Figure data in JSON
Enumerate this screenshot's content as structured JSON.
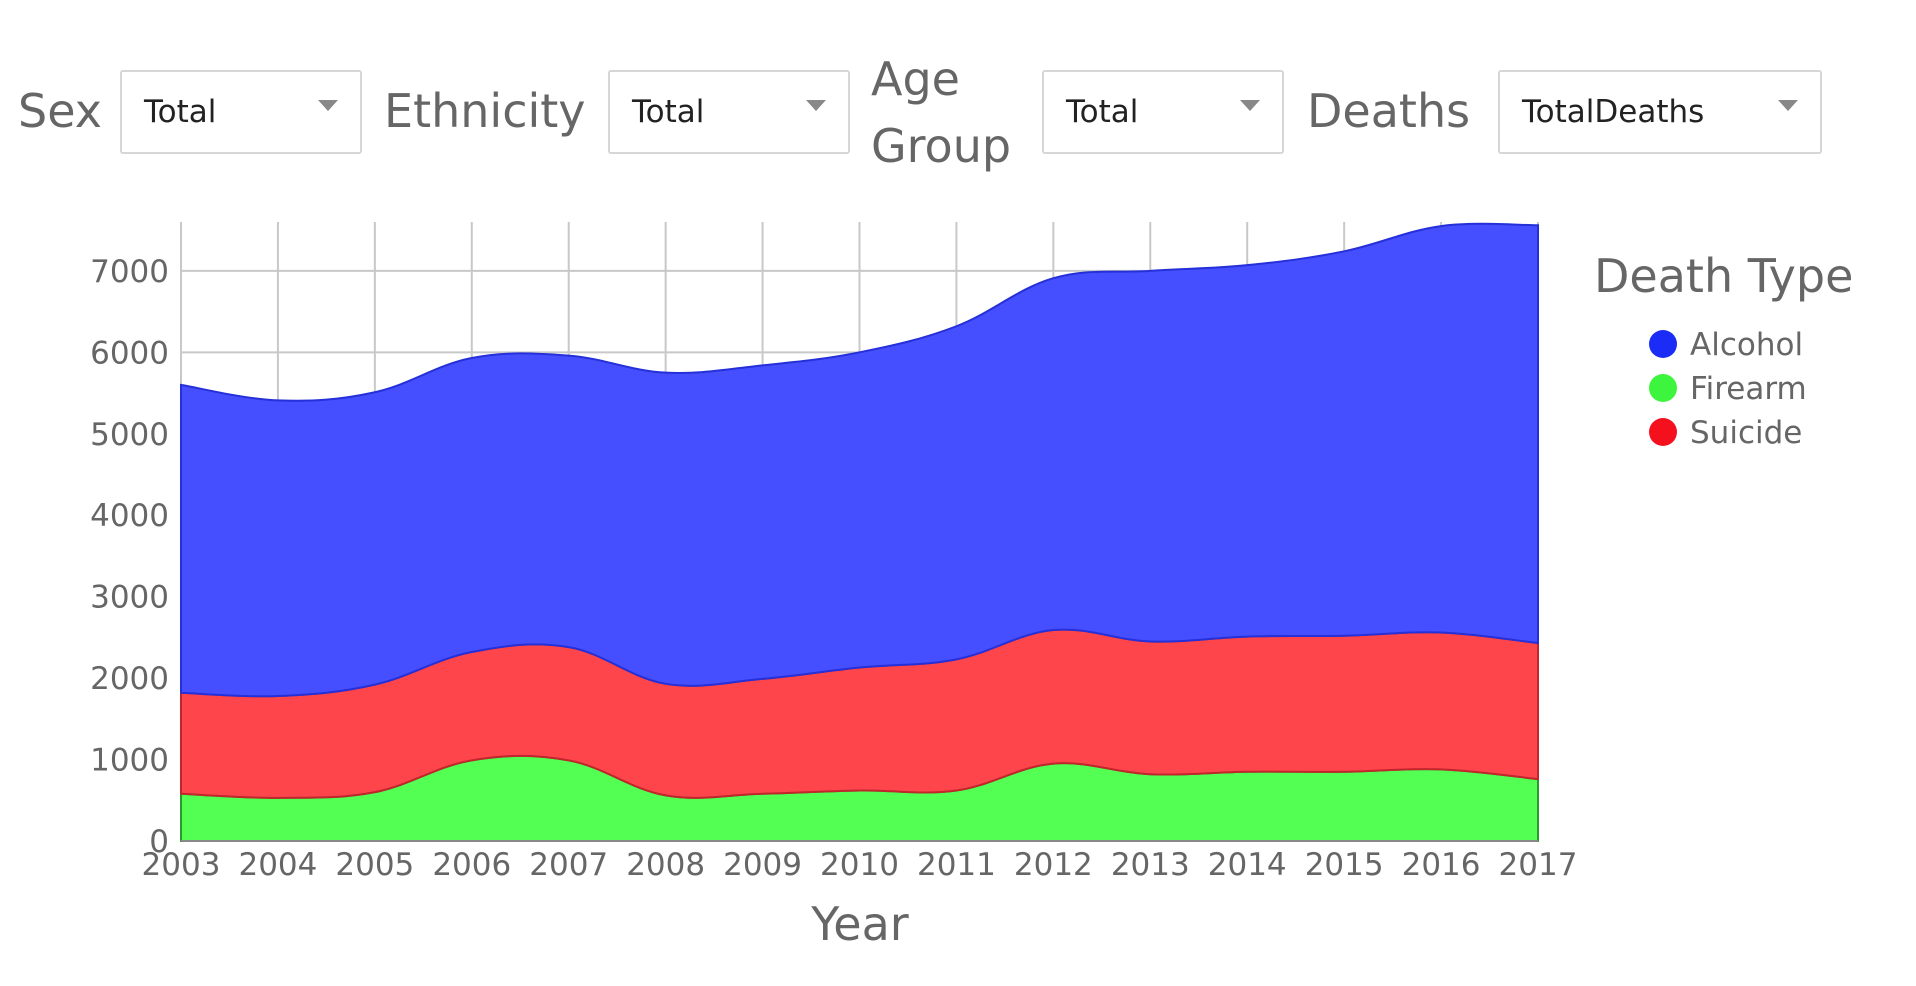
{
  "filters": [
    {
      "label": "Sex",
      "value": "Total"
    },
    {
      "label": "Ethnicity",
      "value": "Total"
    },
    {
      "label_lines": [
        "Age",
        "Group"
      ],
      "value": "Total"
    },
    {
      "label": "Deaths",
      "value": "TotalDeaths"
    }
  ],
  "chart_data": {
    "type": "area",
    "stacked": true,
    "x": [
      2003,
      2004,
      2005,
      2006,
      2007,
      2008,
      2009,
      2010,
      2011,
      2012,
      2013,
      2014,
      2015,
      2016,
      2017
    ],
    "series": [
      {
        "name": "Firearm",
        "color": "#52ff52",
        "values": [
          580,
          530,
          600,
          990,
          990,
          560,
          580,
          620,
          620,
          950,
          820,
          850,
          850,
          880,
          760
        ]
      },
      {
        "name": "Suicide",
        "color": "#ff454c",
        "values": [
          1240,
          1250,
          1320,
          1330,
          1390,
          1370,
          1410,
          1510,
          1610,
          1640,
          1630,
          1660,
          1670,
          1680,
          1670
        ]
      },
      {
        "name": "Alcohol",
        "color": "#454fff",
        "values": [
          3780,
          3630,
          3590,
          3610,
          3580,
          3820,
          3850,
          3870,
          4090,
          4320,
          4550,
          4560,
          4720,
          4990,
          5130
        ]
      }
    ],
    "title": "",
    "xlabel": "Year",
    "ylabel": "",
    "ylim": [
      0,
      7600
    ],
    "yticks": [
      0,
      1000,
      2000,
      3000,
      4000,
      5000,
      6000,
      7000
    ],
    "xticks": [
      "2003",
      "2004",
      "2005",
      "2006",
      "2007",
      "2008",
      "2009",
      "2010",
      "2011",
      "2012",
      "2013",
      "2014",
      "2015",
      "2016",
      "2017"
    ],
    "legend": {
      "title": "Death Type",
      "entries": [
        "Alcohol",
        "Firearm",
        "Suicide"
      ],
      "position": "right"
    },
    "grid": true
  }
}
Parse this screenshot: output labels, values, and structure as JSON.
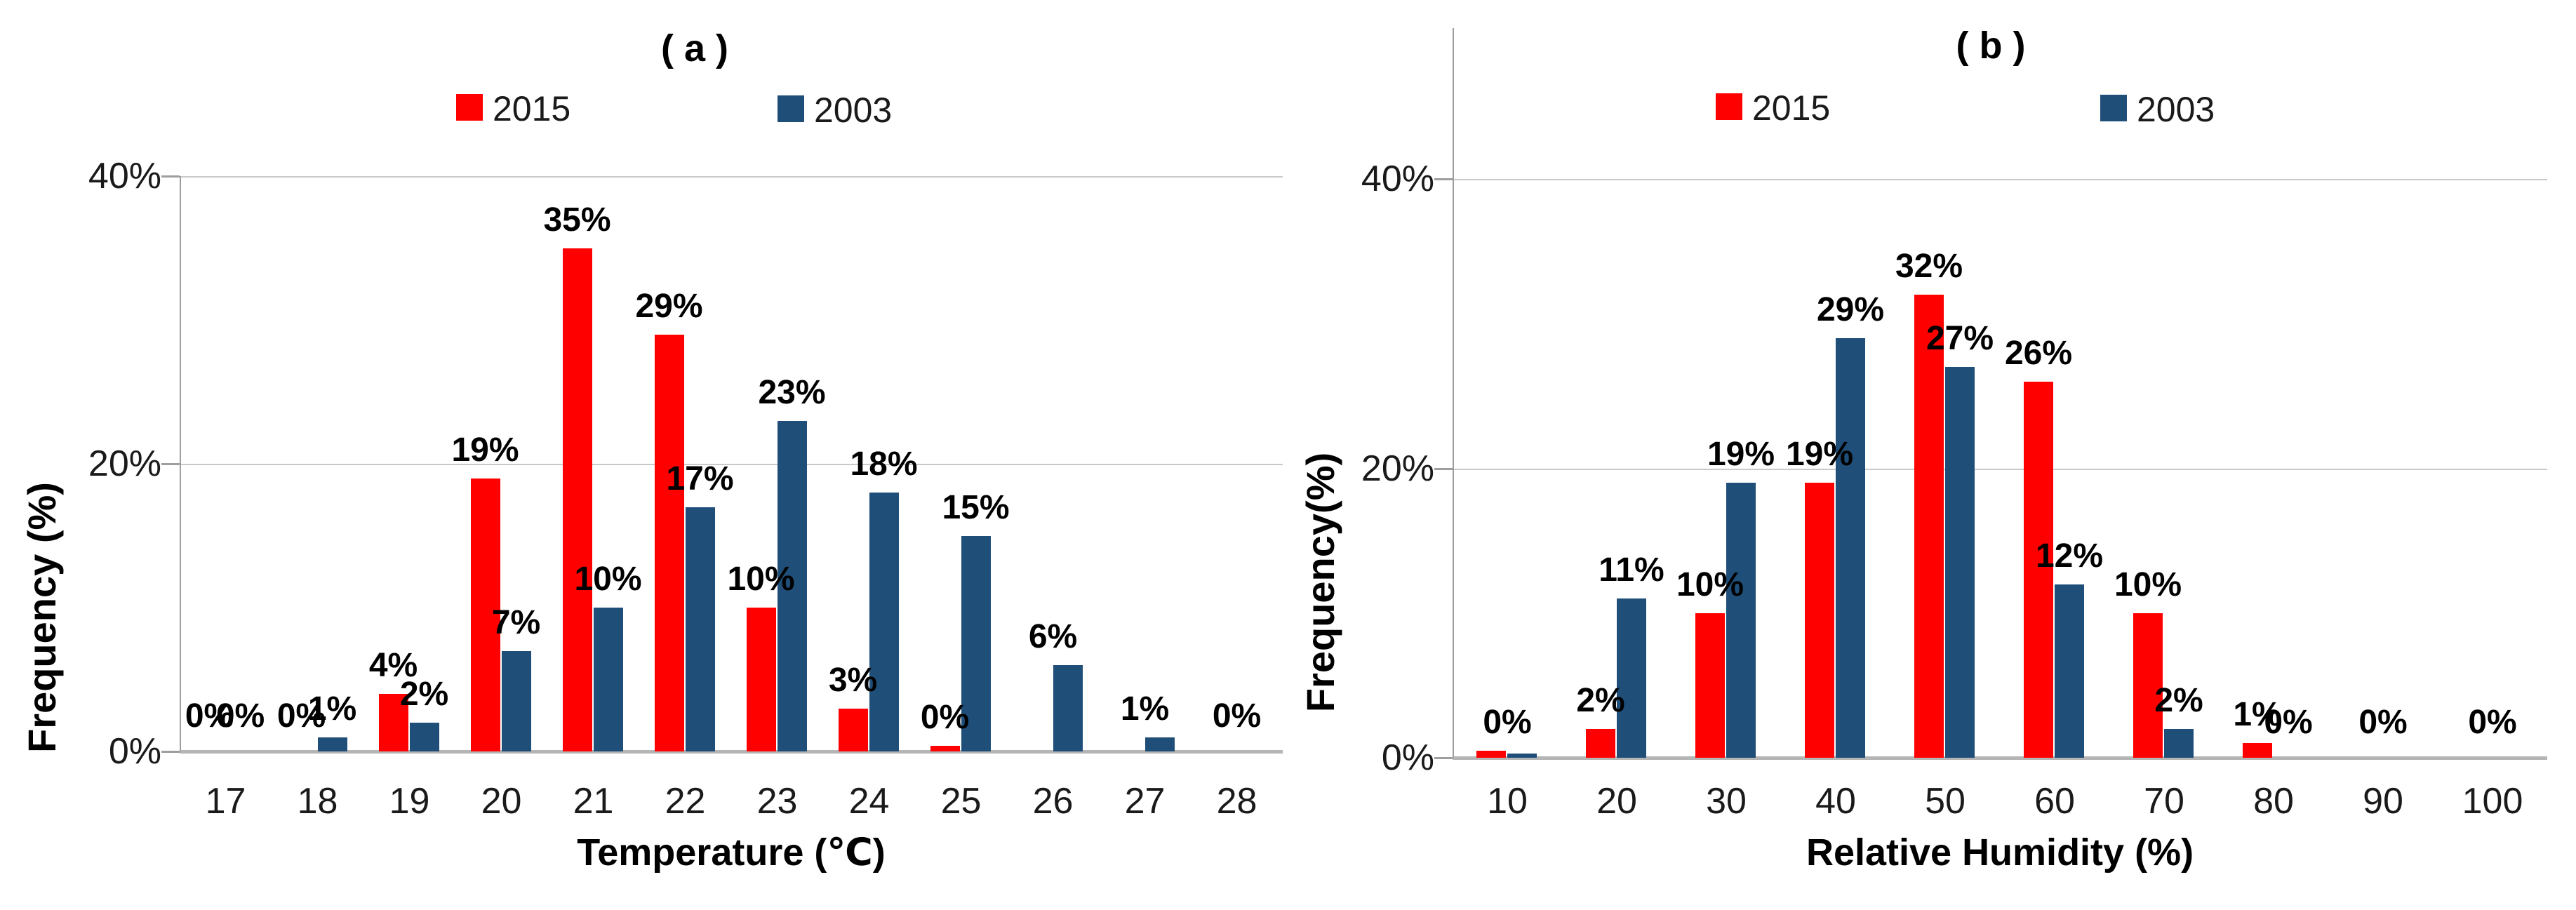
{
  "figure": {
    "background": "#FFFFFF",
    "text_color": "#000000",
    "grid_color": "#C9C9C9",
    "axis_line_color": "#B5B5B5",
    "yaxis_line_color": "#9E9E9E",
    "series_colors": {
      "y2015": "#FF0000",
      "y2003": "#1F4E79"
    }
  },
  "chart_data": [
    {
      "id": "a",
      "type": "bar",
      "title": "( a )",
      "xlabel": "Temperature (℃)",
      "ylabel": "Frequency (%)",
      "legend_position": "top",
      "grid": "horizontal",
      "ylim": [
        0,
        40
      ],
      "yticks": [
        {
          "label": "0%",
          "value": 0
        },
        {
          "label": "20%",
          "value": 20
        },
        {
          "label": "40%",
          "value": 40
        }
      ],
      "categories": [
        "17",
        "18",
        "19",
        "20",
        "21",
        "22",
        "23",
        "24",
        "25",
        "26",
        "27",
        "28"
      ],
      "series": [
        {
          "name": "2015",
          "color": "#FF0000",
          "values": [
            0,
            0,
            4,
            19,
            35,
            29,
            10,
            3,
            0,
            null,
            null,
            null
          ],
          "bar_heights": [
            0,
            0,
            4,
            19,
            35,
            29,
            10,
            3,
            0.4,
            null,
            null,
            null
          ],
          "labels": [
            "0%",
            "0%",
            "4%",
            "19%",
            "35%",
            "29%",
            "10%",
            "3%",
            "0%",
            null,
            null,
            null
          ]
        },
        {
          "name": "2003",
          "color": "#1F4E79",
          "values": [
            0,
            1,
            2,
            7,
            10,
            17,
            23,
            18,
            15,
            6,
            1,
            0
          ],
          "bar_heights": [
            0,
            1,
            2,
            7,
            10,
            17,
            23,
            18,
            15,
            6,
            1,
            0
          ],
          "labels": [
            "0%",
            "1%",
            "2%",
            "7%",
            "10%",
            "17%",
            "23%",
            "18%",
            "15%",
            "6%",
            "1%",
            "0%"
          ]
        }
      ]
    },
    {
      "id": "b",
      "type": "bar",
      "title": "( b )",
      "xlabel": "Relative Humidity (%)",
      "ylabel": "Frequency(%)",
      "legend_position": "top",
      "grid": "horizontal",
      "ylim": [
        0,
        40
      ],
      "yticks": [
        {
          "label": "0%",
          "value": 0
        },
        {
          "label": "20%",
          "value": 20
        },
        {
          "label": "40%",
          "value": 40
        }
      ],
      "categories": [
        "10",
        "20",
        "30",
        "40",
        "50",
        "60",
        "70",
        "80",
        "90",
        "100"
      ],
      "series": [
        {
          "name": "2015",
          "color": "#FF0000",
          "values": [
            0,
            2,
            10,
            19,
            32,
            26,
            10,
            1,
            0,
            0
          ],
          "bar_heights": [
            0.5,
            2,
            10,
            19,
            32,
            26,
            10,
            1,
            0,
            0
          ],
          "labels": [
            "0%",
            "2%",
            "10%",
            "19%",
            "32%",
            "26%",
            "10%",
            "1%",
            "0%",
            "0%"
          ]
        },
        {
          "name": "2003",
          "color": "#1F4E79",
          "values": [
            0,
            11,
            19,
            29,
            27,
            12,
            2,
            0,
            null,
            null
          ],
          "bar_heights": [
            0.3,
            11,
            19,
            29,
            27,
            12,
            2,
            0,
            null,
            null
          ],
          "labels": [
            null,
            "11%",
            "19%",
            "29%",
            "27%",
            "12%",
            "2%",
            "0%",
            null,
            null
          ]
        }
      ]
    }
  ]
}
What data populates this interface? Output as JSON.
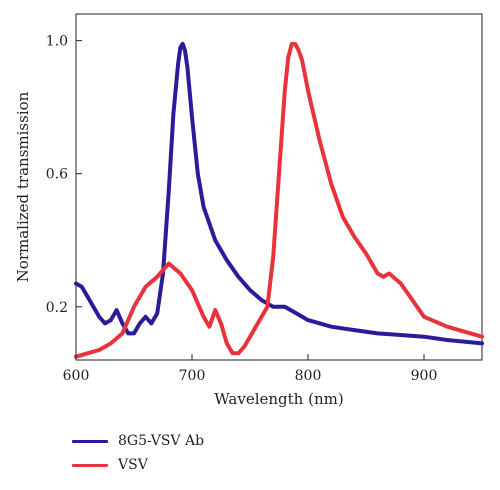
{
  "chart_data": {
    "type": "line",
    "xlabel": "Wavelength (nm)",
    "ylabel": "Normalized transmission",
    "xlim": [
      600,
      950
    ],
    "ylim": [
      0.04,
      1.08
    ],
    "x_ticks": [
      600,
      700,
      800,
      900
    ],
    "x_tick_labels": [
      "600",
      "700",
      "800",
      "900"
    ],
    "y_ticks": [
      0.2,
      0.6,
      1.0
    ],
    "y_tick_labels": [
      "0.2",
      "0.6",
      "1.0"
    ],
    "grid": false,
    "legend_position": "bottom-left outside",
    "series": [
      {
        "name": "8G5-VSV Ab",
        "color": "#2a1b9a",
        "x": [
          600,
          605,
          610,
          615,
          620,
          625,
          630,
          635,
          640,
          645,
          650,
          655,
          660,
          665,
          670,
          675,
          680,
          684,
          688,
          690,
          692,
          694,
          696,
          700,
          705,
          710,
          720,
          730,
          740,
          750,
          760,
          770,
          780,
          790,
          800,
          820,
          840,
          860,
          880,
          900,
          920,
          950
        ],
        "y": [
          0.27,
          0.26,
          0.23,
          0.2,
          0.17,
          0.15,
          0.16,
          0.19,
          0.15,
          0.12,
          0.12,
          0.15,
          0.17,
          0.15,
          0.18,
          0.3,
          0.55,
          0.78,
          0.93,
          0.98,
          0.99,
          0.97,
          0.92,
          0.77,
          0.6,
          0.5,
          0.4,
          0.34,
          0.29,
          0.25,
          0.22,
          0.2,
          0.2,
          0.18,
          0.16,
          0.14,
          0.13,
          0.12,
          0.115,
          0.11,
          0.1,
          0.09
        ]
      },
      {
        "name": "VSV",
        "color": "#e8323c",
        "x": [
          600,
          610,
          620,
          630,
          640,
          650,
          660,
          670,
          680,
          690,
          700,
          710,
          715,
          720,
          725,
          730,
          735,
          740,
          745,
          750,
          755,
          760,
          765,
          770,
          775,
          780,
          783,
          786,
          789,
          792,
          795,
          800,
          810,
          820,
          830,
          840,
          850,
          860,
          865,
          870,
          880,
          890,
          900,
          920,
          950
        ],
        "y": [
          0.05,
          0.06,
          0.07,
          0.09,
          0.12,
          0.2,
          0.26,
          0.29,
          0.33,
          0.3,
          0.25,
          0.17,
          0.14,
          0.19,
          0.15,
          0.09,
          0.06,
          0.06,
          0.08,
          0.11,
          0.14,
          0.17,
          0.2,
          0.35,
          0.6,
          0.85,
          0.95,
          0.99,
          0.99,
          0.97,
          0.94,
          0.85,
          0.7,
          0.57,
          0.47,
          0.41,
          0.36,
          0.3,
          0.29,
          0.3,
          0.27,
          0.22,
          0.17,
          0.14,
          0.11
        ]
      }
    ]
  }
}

- TO DO: Each line containing the word "ylabel" counts once; say how many such lines there are, giving only the number.

- THE RESULT: 4